>> Begin EXERCISE INPUTS

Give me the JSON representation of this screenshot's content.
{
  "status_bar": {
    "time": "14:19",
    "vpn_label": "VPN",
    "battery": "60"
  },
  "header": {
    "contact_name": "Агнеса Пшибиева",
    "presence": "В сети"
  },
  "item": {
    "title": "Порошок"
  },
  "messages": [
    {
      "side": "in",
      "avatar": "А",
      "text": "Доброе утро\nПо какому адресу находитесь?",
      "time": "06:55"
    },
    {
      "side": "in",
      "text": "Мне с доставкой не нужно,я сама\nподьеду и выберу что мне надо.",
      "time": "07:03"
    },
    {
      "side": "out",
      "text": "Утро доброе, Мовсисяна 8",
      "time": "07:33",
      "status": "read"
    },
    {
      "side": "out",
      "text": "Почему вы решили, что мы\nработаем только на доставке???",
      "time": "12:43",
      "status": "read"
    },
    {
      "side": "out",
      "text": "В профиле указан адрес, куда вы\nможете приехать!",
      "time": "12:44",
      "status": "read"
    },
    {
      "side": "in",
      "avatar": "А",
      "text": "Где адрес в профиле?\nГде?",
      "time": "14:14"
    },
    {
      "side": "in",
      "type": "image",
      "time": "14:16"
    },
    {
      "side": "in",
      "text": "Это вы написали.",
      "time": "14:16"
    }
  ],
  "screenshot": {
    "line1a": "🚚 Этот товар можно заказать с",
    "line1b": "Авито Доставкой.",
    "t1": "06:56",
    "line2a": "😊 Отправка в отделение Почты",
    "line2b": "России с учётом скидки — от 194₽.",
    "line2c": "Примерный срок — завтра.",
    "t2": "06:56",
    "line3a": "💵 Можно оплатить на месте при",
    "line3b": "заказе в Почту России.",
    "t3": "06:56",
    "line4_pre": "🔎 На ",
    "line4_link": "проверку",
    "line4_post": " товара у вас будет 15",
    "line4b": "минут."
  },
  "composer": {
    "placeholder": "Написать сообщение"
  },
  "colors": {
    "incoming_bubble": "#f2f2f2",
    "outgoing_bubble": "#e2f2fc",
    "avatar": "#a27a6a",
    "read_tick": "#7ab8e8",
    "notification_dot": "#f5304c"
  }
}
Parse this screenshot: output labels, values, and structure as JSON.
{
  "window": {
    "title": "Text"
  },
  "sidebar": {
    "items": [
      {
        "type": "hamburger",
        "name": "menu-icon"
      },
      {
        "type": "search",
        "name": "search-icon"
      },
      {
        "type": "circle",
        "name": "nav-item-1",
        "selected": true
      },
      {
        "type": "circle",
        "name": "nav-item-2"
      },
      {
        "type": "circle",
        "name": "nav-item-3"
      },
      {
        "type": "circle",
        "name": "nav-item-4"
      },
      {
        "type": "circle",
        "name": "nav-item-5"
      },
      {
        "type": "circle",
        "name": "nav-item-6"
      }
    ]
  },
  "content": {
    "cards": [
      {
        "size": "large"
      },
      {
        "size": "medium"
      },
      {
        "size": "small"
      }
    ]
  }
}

>> End EXERCISE INPUTS

EXERCISE BRIEF: For the records above, state how many lines include the string "this", giving the number and nothing else.

EXERCISE RESULT: 2